■ **Textauszug**
******************************

Relevanz Stellenbeschreibung?

  • Habe ich das jetzt richtig verstanden: Ursprünglich machten sie Gruppen-Training und individuelles Coaching (zu gleichen oder ähnlichen Themen). Dann ist der AG gekommen und hat gesagt: ihr macht nur noch Gruppen-Trainings, das Einzel-Coaching machen unsere "Spezialisten", das habe sie denen schriftlich gegeben, aber da sie nie eine "Spezialistentruppe" wirklich aufbauen konnten, wurden auch die Einzel-Coachings nach wie vor gemacht, obwohl das anders vereinbart/angesagt war?


    Dann sähe ich hier schon eine Möglichkeit, den AG mal beim Wort zu nehmen und zu sagen... schau mal, kam von dir... warum halten wir uns nicht einfach an das, was wir damals vereinbart haben?

******************************

■ **Auszüge der Auflistung**
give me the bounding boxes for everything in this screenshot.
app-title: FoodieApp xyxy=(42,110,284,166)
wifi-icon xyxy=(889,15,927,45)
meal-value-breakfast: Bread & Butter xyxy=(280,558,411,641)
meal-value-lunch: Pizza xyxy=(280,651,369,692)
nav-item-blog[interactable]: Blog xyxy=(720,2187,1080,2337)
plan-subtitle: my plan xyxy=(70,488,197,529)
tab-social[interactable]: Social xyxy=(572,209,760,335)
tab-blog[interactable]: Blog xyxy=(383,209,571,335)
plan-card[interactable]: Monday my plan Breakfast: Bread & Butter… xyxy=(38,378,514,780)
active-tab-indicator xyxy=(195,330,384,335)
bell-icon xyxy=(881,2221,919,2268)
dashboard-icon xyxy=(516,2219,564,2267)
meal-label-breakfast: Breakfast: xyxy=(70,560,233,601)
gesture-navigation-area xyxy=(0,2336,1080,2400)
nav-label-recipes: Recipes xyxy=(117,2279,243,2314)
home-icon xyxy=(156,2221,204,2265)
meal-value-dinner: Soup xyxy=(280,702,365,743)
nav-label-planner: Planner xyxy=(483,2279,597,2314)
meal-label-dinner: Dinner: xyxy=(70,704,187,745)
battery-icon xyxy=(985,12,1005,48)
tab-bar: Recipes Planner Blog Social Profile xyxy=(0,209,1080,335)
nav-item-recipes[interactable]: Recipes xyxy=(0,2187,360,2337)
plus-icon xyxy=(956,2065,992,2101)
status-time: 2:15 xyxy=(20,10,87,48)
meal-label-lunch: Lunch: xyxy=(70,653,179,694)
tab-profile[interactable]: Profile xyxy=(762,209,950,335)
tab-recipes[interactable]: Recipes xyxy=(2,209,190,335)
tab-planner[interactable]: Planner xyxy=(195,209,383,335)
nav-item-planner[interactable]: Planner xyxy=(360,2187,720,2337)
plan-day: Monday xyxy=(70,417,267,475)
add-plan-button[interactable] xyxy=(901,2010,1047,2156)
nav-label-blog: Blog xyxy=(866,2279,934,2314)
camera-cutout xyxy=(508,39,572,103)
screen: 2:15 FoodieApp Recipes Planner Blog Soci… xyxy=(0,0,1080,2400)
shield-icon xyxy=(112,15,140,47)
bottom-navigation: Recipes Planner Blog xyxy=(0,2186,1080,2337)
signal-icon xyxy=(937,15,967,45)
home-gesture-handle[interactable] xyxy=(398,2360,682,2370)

******************************

■ **Übungsaufgaben**
A. Wer sollte laut dem Textauszug nach der Vorgabe des AG das Einzel-Coaching übernehmen?
B. Fassen Sie den Textauszug in zwei Sätzen zusammen.
C. Entnehmen Sie dem Textauszug wörtlich den Abschnitt von „Dann sähe ich“ bis einschließlich „damals vereinbart haben?“.

■ **Lösungen**
A. Die „Spezialisten“ des AG.

B. Im Textauszug wird nachgefragt, ob ursprünglich Gruppen-Trainings und Einzel-Coaching angeboten wurden und der AG dann schriftlich festlegte, dass nur noch Gruppen-Trainings stattfinden und seine „Spezialisten“ das Einzel-Coaching übernehmen, die Einzel-Coachings aber weiterliefen, weil diese Spezialistentruppe nie wirklich aufgebaut wurde. Für diesen Fall sieht der Text die Möglichkeit, den AG beim Wort zu nehmen und sich an die damalige Vereinbarung zu halten.

C.
Dann sähe ich hier schon eine Möglichkeit, den AG mal beim Wort zu nehmen und zu sagen... schau mal, kam von dir... warum halten wir uns nicht einfach an das, was wir damals vereinbart haben?